Short problem » Find the lines with "signal" in them and copy them out.

Stored records »

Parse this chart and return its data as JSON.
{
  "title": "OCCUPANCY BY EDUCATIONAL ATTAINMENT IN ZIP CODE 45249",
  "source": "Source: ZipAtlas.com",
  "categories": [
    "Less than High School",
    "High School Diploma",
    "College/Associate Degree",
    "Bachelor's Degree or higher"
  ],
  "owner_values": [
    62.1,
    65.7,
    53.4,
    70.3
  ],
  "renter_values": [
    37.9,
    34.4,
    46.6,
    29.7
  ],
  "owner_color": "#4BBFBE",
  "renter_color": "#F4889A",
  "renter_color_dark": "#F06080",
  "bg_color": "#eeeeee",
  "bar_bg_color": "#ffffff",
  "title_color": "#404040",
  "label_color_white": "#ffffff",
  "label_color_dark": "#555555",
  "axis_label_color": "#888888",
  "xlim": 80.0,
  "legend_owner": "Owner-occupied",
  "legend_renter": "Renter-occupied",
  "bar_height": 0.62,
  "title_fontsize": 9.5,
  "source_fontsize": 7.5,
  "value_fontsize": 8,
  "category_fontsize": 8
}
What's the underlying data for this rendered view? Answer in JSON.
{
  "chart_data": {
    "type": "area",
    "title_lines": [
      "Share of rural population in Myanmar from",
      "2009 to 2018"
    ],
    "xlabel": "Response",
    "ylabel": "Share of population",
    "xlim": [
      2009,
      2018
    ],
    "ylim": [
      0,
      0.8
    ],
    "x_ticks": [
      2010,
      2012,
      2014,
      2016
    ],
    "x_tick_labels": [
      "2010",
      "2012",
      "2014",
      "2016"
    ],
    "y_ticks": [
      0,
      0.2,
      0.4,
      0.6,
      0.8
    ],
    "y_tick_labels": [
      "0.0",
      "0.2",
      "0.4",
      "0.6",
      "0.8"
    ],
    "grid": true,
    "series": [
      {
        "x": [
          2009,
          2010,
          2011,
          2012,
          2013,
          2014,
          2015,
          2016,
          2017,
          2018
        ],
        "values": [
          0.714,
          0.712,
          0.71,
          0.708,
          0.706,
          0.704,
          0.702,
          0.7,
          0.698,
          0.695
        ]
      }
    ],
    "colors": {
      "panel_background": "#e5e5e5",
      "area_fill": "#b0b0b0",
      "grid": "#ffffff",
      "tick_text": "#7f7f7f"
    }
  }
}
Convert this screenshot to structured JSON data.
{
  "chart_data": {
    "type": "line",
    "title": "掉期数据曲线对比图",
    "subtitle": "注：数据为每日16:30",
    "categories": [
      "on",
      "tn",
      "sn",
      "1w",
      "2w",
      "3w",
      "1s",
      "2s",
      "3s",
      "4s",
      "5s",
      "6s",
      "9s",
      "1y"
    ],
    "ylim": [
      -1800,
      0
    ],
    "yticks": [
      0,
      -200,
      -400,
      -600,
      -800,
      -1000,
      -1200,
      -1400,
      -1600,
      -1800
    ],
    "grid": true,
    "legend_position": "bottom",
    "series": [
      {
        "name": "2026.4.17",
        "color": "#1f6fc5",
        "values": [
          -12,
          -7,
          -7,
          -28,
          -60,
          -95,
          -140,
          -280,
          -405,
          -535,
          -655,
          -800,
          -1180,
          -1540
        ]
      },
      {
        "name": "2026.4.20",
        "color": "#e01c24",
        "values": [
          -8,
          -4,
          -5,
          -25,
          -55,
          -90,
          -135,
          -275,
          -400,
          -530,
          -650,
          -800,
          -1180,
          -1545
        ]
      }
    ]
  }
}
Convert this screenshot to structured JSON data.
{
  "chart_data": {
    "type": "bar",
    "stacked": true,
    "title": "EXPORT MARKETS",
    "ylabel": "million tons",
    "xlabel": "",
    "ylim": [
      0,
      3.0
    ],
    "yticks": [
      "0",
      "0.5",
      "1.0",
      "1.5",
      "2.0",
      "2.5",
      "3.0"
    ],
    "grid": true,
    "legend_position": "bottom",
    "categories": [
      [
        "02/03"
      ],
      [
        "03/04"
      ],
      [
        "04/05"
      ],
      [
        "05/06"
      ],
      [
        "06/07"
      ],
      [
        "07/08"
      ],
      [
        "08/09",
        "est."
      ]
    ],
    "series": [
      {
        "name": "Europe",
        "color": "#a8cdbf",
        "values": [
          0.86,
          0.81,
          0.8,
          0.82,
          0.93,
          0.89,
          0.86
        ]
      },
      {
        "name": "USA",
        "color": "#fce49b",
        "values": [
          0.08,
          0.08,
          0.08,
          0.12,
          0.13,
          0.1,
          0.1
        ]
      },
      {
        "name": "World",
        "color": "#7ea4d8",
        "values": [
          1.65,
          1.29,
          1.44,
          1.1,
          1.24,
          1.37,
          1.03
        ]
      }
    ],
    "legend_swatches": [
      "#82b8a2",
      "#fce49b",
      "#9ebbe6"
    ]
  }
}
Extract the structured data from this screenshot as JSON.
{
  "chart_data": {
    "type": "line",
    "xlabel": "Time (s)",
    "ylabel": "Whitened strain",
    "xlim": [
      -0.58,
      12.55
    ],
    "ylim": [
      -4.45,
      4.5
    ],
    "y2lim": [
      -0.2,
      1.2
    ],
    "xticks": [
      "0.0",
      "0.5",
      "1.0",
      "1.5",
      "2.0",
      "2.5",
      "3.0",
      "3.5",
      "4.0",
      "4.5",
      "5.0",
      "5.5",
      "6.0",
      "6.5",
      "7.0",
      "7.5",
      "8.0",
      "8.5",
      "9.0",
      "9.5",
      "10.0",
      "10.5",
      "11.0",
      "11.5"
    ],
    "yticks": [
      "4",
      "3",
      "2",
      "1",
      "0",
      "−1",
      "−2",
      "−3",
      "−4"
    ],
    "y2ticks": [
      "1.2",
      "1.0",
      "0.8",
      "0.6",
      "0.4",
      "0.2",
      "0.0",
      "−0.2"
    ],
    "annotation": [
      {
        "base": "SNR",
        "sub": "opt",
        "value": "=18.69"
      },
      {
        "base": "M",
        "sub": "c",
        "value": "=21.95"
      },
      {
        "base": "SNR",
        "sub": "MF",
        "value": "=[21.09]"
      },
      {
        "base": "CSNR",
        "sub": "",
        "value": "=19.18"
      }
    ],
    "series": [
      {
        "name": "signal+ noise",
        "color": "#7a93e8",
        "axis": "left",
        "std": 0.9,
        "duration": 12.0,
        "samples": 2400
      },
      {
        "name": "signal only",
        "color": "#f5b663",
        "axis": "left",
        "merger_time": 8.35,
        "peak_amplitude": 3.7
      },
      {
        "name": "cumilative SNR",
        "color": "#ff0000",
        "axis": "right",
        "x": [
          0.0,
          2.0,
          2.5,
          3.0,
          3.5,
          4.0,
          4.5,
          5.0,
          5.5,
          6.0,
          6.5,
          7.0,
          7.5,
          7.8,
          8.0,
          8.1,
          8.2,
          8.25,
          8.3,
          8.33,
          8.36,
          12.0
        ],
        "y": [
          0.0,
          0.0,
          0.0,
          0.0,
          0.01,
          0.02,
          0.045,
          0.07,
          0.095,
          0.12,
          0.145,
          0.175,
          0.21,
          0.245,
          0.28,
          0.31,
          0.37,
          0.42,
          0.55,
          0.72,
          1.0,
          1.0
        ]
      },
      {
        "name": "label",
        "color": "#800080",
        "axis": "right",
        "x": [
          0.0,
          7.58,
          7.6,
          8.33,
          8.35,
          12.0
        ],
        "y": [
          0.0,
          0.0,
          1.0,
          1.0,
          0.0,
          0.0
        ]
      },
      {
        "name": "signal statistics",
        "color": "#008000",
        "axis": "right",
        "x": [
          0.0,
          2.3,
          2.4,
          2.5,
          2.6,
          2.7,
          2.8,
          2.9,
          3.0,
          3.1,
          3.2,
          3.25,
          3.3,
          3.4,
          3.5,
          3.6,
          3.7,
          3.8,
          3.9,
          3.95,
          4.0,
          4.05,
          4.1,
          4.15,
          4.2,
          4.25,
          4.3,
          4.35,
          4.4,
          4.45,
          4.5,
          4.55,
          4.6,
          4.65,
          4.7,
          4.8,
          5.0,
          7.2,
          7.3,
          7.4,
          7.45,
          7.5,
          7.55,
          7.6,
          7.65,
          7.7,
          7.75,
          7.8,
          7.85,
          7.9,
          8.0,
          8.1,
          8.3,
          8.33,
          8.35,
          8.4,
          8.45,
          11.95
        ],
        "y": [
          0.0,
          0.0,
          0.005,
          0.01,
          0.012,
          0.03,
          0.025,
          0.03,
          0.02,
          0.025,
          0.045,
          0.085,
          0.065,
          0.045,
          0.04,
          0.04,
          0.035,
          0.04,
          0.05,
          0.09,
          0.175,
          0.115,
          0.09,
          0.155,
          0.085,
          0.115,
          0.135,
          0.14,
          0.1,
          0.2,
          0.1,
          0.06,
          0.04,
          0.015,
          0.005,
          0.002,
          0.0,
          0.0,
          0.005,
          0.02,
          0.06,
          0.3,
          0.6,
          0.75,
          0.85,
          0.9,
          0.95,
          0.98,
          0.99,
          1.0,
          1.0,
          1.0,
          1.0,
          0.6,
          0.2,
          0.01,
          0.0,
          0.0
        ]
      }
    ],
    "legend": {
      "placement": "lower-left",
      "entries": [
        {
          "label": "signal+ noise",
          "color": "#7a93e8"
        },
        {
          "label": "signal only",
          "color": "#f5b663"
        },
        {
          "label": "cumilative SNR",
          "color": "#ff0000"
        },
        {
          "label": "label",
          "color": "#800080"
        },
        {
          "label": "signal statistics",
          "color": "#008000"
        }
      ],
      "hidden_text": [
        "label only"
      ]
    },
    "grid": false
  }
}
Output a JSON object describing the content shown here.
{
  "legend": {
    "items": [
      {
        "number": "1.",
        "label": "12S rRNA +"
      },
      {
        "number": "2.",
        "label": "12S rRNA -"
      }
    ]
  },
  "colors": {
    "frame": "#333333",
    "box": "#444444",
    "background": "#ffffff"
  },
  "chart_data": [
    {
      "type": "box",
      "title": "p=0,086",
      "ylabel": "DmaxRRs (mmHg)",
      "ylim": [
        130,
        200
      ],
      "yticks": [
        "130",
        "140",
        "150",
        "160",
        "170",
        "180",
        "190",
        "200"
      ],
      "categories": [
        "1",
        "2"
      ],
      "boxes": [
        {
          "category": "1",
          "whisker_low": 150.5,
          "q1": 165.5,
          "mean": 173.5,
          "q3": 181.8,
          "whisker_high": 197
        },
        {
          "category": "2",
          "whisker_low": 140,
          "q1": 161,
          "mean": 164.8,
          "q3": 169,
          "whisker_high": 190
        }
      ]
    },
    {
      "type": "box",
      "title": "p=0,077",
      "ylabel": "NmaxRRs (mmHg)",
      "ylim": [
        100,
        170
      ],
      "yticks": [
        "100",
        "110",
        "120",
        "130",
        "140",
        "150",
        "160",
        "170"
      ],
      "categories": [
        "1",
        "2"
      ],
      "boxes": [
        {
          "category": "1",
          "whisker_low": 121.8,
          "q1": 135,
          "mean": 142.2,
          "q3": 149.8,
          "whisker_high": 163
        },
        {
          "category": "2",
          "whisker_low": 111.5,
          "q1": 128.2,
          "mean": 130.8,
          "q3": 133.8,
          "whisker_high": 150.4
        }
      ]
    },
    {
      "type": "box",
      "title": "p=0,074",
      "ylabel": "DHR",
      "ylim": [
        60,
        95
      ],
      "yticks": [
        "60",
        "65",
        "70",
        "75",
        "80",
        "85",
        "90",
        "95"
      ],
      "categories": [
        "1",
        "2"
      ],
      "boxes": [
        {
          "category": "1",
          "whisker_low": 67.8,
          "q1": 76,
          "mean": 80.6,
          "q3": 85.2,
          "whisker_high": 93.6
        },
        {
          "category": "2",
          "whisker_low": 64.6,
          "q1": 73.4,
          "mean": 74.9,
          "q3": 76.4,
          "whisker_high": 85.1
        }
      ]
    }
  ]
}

In response »
        "name": "signal+ noise",
        "name": "signal only",
        "name": "signal statistics",
          "label": "signal+ noise",
          "label": "signal only",
          "label": "signal statistics",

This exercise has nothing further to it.